Task objective
Find the word "NaCl" in the material below and gather every line that contains it.
■ ■ ■ ■ ■
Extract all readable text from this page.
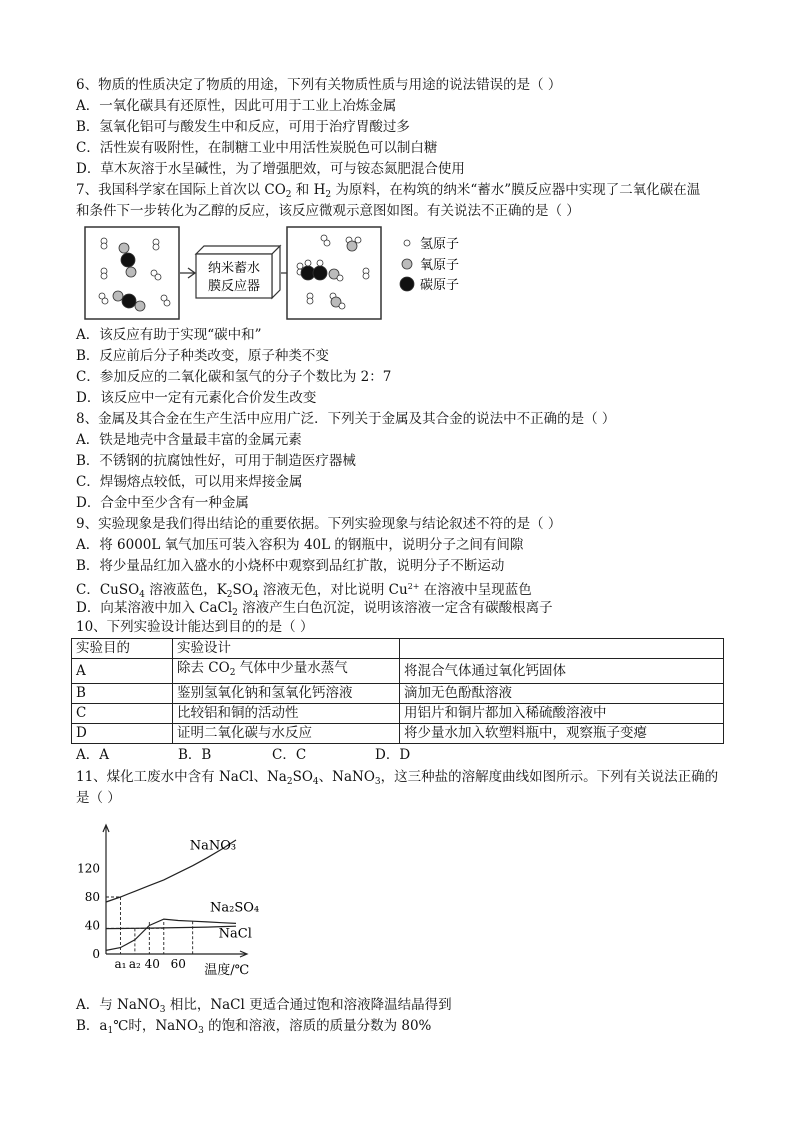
6、物质的性质决定了物质的用途，下列有关物质性质与用途的说法错误的是（ ）
A．一氧化碳具有还原性，因此可用于工业上冶炼金属
B．氢氧化铝可与酸发生中和反应，可用于治疗胃酸过多
C．活性炭有吸附性，在制糖工业中用活性炭脱色可以制白糖
D．草木灰溶于水呈碱性，为了增强肥效，可与铵态氮肥混合使用
7、我国科学家在国际上首次以 $CO_2$ 和 $H_2$ 为原料，在构筑的纳米“蓄水”膜反应器中实现了二氧化碳在温
和条件下一步转化为乙醇的反应，该反应微观示意图如图。有关说法不正确的是（ ）
纳米蓄水
膜反应器
氢原子
氧原子
碳原子
A．该反应有助于实现“碳中和”
B．反应前后分子种类改变，原子种类不变
C．参加反应的二氧化碳和氢气的分子个数比为 2：7
D．该反应中一定有元素化合价发生改变
8、金属及其合金在生产生活中应用广泛．下列关于金属及其合金的说法中不正确的是（ ）
A．铁是地壳中含量最丰富的金属元素
B．不锈钢的抗腐蚀性好，可用于制造医疗器械
C．焊锡熔点较低，可以用来焊接金属
D．合金中至少含有一种金属
9、实验现象是我们得出结论的重要依据。下列实验现象与结论叙述不符的是（ ）
A．将 6000L 氧气加压可装入容积为 40L 的钢瓶中，说明分子之间有间隙
B．将少量品红加入盛水的小烧杯中观察到品红扩散，说明分子不断运动
C．CuSO$_4$ 溶液蓝色，$K_2SO_4$ 溶液无色，对比说明 $Cu^{2+}$ 在溶液中呈现蓝色
D．向某溶液中加入 CaCl$_2$ 溶液产生白色沉淀，说明该溶液一定含有碳酸根离子
10、下列实验设计能达到目的的是（ ）
实验目的	实验设计	
A	除去 $CO_2$ 气体中少量水蒸气	将混合气体通过氧化钙固体
B	鉴别氢氧化钠和氢氧化钙溶液	滴加无色酚酞溶液
C	比较铝和铜的活动性	用铝片和铜片都加入稀硫酸溶液中
D	证明二氧化碳与水反应	将少量水加入软塑料瓶中，观察瓶子变瘪
A．A	B．B	C．C	D．D
11、煤化工废水中含有 NaCl、$Na_2SO_4$、NaNO$_3$，这三种盐的溶解度曲线如图所示。下列有关说法正确的
是（ ）
0
40
80
120
a₁ a₂ 40 60 温度/℃
NaNO₃
Na₂SO₄
NaCl
A．与 NaNO$_3$ 相比，NaCl 更适合通过饱和溶液降温结晶得到
B．$a_1℃$时，NaNO$_3$ 的饱和溶液，溶质的质量分数为 80%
■ ■ ■ ■ ■
Correct result
11、煤化工废水中含有 NaCl、$Na_2SO_4$、NaNO$_3$，这三种盐的溶解度曲线如图所示。下列有关说法正确的
NaCl
A．与 NaNO$_3$ 相比，NaCl 更适合通过饱和溶液降温结晶得到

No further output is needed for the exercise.